Dataset entries on figures:
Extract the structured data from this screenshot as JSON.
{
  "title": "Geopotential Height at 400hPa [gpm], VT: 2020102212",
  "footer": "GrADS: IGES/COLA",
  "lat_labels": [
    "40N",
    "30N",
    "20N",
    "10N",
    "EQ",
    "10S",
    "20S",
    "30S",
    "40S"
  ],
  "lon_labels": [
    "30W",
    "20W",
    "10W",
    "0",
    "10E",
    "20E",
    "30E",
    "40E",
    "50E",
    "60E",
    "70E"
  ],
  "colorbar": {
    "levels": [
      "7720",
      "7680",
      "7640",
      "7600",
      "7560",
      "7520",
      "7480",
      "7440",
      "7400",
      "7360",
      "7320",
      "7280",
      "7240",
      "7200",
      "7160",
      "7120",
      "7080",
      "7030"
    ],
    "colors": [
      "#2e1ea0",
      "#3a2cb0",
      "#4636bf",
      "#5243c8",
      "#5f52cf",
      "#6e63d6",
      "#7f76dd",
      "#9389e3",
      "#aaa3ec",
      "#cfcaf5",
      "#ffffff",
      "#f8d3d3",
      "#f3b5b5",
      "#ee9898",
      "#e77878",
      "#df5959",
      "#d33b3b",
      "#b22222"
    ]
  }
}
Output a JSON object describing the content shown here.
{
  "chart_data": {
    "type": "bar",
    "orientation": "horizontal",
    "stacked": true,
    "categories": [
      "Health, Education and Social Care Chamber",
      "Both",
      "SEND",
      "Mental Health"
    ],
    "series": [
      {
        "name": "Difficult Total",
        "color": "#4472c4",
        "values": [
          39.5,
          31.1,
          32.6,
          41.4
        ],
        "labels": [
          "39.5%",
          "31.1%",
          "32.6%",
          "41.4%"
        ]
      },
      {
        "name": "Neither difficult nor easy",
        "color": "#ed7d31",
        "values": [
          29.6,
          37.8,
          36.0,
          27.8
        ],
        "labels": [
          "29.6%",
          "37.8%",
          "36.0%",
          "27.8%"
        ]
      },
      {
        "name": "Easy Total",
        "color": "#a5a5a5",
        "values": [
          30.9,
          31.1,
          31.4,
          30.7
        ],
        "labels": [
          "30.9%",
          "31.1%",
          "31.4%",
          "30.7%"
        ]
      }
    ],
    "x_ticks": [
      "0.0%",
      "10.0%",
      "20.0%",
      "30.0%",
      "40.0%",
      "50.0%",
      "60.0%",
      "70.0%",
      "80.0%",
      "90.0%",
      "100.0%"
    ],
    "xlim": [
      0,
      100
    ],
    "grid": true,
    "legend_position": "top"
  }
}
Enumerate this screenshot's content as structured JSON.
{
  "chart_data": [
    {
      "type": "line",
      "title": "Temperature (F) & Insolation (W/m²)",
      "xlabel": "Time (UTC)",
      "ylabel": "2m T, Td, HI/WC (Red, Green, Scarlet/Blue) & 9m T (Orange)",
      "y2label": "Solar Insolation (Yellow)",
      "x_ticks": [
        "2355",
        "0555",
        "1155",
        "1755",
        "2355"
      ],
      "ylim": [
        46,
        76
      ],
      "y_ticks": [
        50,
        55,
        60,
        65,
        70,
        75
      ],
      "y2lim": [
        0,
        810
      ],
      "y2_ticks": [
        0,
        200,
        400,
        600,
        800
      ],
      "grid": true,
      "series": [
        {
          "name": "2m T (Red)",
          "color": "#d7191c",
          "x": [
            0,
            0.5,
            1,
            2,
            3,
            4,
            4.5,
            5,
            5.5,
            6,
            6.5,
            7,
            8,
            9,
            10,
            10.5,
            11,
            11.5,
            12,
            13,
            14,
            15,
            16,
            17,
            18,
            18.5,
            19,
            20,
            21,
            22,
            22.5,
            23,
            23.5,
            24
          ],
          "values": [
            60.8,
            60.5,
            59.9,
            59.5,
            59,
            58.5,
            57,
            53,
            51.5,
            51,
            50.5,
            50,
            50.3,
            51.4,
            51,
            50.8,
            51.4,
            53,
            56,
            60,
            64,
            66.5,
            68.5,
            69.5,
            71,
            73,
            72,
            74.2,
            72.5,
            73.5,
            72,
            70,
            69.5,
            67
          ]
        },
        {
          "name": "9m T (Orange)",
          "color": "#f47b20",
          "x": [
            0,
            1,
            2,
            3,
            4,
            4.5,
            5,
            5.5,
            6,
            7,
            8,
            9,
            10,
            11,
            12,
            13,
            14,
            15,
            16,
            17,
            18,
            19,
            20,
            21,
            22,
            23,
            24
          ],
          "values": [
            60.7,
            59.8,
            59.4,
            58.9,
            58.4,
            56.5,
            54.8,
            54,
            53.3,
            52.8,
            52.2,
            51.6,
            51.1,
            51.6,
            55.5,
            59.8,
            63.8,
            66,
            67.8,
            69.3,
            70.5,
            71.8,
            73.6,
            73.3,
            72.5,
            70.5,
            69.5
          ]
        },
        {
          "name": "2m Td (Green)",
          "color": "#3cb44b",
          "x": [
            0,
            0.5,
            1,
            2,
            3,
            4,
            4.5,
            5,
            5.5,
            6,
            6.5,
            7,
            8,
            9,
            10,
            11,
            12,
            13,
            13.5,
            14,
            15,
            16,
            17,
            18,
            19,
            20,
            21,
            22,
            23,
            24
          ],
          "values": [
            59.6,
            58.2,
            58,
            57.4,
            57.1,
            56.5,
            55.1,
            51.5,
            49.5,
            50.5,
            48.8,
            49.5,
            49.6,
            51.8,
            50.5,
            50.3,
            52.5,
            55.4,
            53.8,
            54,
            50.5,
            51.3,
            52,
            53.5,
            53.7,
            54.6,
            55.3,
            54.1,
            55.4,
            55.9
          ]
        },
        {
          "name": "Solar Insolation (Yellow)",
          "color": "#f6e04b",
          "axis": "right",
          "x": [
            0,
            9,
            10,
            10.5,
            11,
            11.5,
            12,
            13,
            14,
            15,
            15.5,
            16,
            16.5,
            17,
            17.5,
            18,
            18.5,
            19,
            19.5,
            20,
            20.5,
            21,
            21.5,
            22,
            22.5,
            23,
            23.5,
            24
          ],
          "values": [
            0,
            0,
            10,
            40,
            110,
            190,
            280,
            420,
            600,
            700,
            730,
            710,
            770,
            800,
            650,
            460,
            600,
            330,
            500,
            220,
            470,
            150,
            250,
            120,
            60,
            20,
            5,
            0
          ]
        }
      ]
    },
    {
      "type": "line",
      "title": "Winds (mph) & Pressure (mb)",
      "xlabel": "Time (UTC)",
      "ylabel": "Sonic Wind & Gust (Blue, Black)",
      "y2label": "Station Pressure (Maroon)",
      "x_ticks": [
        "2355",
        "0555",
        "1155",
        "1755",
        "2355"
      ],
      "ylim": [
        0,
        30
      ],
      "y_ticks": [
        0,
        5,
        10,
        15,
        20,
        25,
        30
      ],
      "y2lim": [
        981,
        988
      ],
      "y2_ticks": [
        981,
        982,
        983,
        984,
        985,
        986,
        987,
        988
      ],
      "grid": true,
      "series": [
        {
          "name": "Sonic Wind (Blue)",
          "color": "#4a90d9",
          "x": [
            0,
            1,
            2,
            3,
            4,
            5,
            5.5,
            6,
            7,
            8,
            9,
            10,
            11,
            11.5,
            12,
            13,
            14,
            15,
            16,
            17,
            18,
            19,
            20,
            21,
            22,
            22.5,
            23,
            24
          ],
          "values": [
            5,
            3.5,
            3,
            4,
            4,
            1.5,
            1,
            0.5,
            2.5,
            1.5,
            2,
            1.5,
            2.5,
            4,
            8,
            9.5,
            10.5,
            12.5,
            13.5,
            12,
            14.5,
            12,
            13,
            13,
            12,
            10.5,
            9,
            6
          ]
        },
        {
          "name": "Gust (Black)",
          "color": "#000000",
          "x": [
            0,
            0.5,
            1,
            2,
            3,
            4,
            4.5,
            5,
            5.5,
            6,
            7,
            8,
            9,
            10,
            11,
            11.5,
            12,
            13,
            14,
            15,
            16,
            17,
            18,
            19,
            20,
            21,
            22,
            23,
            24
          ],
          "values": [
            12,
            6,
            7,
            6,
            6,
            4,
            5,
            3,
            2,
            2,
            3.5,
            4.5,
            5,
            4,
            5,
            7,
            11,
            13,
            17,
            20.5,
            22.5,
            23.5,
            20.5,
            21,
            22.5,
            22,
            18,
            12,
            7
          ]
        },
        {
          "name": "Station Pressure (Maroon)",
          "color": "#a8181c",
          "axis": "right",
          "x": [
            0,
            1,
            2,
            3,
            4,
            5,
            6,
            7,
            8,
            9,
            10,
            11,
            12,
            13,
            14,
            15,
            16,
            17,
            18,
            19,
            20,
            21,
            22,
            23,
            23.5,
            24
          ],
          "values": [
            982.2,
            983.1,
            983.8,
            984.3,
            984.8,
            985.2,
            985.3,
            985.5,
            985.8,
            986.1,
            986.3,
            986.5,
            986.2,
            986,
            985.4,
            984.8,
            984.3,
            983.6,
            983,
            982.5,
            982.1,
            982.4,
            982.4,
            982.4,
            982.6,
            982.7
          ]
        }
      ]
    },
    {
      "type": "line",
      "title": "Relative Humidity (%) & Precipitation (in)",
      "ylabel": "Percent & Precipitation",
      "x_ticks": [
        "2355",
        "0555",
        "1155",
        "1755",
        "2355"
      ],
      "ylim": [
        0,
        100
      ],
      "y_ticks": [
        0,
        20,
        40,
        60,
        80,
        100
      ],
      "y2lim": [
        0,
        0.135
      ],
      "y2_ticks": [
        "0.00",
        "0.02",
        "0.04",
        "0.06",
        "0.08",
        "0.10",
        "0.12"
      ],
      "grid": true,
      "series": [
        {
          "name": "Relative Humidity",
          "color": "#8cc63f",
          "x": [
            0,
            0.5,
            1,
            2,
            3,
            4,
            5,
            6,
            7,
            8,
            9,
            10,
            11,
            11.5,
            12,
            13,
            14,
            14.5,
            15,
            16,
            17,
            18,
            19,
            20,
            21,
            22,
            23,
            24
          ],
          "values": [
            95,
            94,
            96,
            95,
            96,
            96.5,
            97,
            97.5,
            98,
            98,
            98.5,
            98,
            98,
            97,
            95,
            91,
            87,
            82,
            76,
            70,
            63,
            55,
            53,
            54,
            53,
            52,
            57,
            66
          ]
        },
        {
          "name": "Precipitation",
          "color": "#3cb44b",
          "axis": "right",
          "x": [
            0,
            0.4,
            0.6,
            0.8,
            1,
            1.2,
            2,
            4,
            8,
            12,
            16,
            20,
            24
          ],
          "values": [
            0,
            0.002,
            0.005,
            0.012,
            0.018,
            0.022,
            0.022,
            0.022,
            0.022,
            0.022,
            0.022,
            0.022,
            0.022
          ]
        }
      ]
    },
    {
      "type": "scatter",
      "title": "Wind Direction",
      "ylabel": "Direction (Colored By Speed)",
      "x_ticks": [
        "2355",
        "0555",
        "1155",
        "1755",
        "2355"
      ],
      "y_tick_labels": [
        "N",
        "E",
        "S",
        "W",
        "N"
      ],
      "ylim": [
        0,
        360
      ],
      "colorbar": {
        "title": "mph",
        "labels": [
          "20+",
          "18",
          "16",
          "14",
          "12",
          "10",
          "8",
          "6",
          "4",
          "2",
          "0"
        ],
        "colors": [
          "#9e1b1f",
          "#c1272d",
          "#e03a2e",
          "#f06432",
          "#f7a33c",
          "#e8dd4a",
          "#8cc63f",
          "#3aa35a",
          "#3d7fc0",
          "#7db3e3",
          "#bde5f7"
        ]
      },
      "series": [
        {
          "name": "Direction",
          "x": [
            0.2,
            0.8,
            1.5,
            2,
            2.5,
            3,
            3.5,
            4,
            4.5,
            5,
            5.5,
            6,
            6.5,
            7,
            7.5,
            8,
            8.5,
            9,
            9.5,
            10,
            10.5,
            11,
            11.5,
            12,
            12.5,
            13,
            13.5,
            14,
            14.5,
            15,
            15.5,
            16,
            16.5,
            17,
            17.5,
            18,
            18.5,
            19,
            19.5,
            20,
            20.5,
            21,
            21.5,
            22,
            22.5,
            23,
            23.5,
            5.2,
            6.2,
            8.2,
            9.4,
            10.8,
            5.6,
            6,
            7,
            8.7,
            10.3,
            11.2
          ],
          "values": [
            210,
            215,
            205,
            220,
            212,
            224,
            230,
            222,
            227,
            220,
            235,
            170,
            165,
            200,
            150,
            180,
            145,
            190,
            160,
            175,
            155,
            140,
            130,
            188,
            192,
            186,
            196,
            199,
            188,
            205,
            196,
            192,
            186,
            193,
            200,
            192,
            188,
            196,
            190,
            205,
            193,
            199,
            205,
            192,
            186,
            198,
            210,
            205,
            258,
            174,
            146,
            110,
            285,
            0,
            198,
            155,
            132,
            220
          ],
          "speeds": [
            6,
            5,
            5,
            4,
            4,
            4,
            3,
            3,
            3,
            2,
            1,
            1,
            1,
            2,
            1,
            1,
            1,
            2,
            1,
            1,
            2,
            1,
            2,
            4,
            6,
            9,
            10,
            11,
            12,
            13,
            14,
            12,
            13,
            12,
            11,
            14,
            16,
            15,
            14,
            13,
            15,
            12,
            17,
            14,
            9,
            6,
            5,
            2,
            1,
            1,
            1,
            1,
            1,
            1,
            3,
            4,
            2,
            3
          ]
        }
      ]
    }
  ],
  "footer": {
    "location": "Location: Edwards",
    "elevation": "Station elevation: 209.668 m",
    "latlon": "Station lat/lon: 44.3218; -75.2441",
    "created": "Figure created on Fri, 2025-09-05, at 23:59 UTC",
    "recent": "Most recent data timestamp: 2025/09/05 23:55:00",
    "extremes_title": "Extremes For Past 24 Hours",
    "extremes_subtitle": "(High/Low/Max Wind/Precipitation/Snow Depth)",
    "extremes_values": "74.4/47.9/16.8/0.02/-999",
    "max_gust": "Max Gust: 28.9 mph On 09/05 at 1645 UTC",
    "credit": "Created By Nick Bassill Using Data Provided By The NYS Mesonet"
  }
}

Your instructions: Note each line of the entries that has "Gust" in it, and copy those lines.

The output:
      "ylabel": "Sonic Wind & Gust (Blue, Black)",
          "name": "Gust (Black)",
    "max_gust": "Max Gust: 28.9 mph On 09/05 at 1645 UTC",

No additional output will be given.